[Brano scelto]

####

Esplode la rabbia dei lavoratori Indesit

Esplode la rabbia dei lavoratori Indesit

L’Indesit ha presentato un piano per il riassetto del gruppo italiano che prevede 1425 esuberi (su circa 4000 addetti). La decisione è quella di inseguire la manodopera a basso costo in Polonia e in Turchia. Ma viene mascherata da una promessa di investimenti in Italia.
Già nel 2009 era stato promesso un investimento di “120 milioni e la migrazione della produzione di lavabiancheria a Caserta”.


Il risultato invece è stato la chiusura di tre stabilimenti (Brembate, None e Refrontolo) e la non ricollocazione dei dipendenti a cui nel marzo 2013 è scaduta la cassaintegrazione.
Sulla scia del Marchionne-pensiero la logica degli esuberi è l’altra faccia della medaglia del maggior sfruttamento della capacità lavorativa degli operai che restano. Per questo sono previsti i nuovi licenziamenti.
La risposta dei lavoratori dal Nord al Sud è stata immediata: manifestazioni, scioperi articolati, blocchi stradali e occupazione della direzione aziendale.
Alla manifestazione di Caserta il clima era di estrema determinazione.
I lavoratori si opponevano fermamente a qualsiasi proposta tesa a risolvere la vertenza attraverso l’introduzione di ammortizzatori sociali: “non è di palliativi che abbiamo bisogno ma di difendere gli impianti produttivi e i posti di lavoro. L’Indesit non si tocca!”.
Le burocrazie sindacali, invece, erano già aperte a queste soluzioni in nome dell’unità sindacale e dei tavoli istituzionali, e hanno fatto di tutto per provare a moderare e dividere i lavoratori.
Secondo il Consiglio Regionale Campano: “la regione è già pronta ad intervenire sugli ammortizzatori sociali”.
Bonanni (CISL) ci va a nozze con la scusa che la cassaintegrazione serva a riformare la professionalità dei lavoratori: “se restiamo sul bianco gli altri ci surclasseranno”.

####

[Dati raccolti]
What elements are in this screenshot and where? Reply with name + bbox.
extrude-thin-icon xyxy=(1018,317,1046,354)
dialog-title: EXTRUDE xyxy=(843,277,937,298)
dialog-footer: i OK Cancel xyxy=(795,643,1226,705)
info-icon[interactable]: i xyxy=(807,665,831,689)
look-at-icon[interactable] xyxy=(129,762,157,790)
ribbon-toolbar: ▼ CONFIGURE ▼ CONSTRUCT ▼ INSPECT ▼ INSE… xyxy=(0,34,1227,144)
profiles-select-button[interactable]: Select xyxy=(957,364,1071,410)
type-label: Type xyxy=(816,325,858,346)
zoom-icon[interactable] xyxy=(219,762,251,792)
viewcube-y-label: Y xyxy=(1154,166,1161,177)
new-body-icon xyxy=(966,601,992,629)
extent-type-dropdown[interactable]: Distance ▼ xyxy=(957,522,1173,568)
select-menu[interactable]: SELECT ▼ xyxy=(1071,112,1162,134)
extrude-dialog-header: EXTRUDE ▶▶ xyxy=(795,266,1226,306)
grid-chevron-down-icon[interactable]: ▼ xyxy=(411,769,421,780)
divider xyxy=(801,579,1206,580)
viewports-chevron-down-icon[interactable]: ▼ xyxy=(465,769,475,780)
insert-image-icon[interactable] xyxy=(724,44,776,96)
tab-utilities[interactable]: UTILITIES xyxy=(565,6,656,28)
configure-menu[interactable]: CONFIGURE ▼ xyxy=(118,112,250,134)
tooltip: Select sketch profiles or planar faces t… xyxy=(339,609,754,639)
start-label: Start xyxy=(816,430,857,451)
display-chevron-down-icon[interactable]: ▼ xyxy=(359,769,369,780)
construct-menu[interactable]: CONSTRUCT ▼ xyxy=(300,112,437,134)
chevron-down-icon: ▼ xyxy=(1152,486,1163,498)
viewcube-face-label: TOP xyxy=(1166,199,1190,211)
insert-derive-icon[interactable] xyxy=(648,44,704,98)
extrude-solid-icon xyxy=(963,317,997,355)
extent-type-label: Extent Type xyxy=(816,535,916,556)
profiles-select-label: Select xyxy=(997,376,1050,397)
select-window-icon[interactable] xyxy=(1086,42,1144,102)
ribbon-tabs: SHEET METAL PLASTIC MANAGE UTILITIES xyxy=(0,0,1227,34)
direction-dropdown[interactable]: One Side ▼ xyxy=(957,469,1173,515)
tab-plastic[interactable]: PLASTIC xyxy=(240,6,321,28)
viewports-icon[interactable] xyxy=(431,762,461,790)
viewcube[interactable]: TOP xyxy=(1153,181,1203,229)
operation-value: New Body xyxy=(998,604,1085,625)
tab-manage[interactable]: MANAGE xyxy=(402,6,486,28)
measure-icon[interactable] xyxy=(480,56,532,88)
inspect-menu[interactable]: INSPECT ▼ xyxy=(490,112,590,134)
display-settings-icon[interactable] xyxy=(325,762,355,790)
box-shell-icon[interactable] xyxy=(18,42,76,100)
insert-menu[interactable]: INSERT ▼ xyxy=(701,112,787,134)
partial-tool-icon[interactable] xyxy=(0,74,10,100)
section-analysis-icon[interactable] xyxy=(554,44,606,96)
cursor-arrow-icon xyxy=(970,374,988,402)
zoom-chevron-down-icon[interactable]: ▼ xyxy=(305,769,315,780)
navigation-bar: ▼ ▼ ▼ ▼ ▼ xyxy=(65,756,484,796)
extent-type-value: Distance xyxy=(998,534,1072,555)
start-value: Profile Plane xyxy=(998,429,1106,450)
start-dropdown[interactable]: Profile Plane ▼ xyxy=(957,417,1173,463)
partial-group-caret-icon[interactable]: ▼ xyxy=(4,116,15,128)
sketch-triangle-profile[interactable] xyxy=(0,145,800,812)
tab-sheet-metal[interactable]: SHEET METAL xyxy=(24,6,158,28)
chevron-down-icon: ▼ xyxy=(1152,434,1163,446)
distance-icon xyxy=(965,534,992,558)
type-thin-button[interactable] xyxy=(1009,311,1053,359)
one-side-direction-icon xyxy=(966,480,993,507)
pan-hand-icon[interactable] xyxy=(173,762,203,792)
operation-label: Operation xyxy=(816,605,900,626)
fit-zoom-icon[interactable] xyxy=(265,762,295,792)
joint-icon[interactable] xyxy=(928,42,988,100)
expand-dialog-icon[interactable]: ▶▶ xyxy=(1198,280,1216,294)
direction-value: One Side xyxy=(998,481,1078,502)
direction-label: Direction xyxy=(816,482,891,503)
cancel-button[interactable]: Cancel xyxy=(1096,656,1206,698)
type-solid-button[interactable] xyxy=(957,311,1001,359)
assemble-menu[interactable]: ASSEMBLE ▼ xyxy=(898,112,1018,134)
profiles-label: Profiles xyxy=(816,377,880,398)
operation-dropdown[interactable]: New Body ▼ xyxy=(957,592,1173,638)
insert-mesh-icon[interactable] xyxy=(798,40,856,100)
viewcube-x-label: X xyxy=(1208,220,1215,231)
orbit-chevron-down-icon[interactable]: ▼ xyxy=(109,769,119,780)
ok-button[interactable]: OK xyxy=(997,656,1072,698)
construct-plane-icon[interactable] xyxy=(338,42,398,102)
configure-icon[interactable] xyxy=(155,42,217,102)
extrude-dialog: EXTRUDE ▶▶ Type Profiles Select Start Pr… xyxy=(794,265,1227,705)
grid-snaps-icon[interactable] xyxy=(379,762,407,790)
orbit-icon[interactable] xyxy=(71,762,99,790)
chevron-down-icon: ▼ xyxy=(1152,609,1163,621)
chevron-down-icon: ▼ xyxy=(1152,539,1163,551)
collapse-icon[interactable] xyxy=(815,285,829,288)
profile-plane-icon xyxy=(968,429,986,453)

####

[Da fare]
- A) Elenca tutte le forme di lotta con cui, secondo il testo sull'Indesit, i lavoratori hanno reagito dal Nord al Sud.
- B) Trascrivi parola per parola il passo del testo sull'Indesit che inizia con "L’Indesit ha presentato" e prosegue fino a "scaduta la cassaintegrazione.".
- C) Porta avanti il testo sull'Indesit partendo subito dopo la sua ultima frase.

[Risultati]
- A)
- manifestazioni
- scioperi articolati
- blocchi stradali
- occupazione della direzione aziendale

- B)
L’Indesit ha presentato un piano per il riassetto del gruppo italiano che prevede 1425 esuberi (su circa 4000 addetti). La decisione è quella di inseguire la manodopera a basso costo in Polonia e in Turchia. Ma viene mascherata da una promessa di investimenti in Italia.
Già nel 2009 era stato promesso un investimento di “120 milioni e la migrazione della produzione di lavabiancheria a Caserta”.


Il risultato invece è stato la chiusura di tre stabilimenti (Brembate, None e Refrontolo) e la non ricollocazione dei dipendenti a cui nel marzo 2013 è scaduta la cassaintegrazione.

- C)
Zanonato (ministro dello sviluppo) dice che per rilanciare la competitività “dobbiamo accompagnare le aziende con vari tipi di contratti affinché non delocalizzino”.
L’idea è sempre la stessa: lavorare in meno, lavorare di più.
Questa proposta viene fatta non in un contesto di crisi, tant’ è che l’Indesit ha chiuso il primo trimestre 2013 , con ricavi di 597,7 milioni: aumentando i ritmi, facendo lavorare i dipendenti anche il fine settimana, accorciando le ferie, etc.
In una zona martoriata dalla disoccupazione giovanile (in Campania oltre il 51%) e dalla desertificazione industriale imperante, l’ennesimo attacco ai posti di lavoro è inaccettabile. Ai lavoratori Indesit abbiamo portato la nostra solidarietà. La risposta è stata entusiasta.
Infatti abbiamo diffuso 16 FalceMartello, 18 Radiofabbrica e 32 lavoratori ci hanno lasciato il numero di telefono per continuare la discussione.
C’è una forte richiesta di partecipazione; verso le organizzazioni sindacali una preoccupazione diffusa che si gestisca la vertenza secondo i soliti rituali fatti di moderazione e compromesso sulla pelle dei lavoratori.
La presenza dei compagni di Sempre in Lotta è stata significativa. I giovani erano lì a difendere il loro futuro.
Solo unendo le forze si possono respingere i feroci attacchi ai diritti sociali che prepara il governo Letta- Alfano, che bene incarna gli interessi padronali.
La logica del “siamo tutti sulla stessa barca” è la logica che già negli anni ’80 ha regalato l’Indesit a Merloni, costata il dimezzamento degli addetti e la socializzazione delle perdite, sotto la gestione Prodi, quando l’azienda è stata svenduta all’asta.
I lavoratori son ben coscienti che gli ammortizzatori sociali spostano solo il problema e non evitano la chiusura degli stabilimenti.
I padroni non si accontentano mai, la razionalizzazione dell’assetto produttivo ha come unica bussola la logica dell’insaziabilità del profitto.
A partire dallo sciopero del gruppo del 12 luglio è necessario rilanciare una strategia all’altezza della situazione. Bisogna estendere e generalizzare le mobilitazione, farle esprimere anziché ingabbiarle. Bisogna andare verso uno sciopero generale ad oltranza contro la politica aziendale.
La manifestazione del 13 giugno a Caserta ha dimostrato che esiste una forte volontà di lotta tanto è vero che è partita spontaneamente, nonostante l’iniziale negativa dei dirigenti sindacali, che ritenevano inutile fare “una manifestazione di 10km sotto il sole”.
Il corteo non era autorizzato, ma quando la polizia si è imbattuta nella massa di lavoratori infuriati, non ha potuto far altro che cedere il passo.
È solo l’inizio!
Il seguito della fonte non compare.